=== Problem details ===
Collect each line of the records containing the string "Filters".

=== Input for this task ===
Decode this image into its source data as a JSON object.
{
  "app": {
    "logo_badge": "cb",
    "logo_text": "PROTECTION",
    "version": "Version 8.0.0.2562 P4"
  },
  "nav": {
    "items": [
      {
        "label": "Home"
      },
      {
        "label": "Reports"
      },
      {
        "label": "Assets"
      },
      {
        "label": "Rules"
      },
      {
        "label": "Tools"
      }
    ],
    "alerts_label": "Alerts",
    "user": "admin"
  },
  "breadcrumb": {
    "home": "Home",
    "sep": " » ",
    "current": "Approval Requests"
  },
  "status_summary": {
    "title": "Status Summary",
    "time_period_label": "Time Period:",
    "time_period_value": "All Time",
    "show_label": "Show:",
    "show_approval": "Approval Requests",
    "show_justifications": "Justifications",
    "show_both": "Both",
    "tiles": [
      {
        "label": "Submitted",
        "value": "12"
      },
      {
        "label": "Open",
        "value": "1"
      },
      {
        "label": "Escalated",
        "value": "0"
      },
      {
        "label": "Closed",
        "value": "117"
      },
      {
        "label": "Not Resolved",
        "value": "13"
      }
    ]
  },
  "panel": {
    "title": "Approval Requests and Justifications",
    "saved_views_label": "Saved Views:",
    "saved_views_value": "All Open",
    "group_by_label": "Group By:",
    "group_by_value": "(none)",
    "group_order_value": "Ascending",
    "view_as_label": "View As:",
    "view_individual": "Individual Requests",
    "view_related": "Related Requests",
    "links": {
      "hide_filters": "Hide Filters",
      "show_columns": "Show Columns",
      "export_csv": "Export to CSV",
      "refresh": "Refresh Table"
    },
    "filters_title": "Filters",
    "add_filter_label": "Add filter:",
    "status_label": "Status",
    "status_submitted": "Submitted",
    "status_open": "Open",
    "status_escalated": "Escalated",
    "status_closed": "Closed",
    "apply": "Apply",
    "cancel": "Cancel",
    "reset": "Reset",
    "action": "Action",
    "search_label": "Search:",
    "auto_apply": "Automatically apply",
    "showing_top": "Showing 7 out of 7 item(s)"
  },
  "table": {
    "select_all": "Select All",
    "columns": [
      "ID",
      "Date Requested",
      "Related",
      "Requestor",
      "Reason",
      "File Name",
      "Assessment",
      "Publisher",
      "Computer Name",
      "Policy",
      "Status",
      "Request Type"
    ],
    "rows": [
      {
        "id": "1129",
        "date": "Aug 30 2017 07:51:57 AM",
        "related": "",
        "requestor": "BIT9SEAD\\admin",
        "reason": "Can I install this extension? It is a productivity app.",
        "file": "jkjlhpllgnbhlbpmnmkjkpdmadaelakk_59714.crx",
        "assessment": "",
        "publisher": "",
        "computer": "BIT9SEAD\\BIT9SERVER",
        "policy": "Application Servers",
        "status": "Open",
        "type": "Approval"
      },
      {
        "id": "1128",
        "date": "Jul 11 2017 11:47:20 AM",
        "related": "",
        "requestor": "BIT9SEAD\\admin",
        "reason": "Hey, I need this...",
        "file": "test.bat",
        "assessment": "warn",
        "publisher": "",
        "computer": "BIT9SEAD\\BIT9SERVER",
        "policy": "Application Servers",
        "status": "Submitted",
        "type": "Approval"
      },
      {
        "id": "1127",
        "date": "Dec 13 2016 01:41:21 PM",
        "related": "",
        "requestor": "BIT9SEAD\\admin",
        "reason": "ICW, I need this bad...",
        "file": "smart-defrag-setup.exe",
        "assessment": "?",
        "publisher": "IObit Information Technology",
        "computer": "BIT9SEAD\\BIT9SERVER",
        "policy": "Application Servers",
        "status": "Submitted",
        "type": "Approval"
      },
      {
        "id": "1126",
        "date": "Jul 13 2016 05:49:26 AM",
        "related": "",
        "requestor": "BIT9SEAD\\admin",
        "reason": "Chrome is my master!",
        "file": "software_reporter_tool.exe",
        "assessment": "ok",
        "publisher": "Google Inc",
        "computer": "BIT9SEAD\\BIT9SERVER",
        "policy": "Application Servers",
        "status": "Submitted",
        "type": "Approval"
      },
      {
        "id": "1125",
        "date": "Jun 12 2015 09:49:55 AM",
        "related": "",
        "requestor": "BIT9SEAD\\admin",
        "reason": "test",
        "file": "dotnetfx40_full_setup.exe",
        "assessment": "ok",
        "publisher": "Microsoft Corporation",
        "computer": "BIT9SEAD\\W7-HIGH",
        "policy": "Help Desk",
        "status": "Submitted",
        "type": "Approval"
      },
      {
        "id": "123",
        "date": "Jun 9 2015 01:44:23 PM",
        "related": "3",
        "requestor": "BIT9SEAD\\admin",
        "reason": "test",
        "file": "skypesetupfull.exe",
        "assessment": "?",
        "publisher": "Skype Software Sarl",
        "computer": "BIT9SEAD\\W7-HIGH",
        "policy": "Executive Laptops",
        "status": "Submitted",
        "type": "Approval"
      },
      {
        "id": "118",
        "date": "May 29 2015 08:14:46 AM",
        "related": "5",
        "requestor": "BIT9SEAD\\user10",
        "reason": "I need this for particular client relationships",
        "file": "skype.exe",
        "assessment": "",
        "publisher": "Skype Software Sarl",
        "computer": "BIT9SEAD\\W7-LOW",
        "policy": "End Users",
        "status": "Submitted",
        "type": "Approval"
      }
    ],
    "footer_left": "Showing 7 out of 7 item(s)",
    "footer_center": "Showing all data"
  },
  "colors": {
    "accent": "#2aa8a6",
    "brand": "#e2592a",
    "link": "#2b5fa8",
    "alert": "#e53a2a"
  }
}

=== Answer for this exercise ===
      "hide_filters": "Hide Filters",
    "filters_title": "Filters",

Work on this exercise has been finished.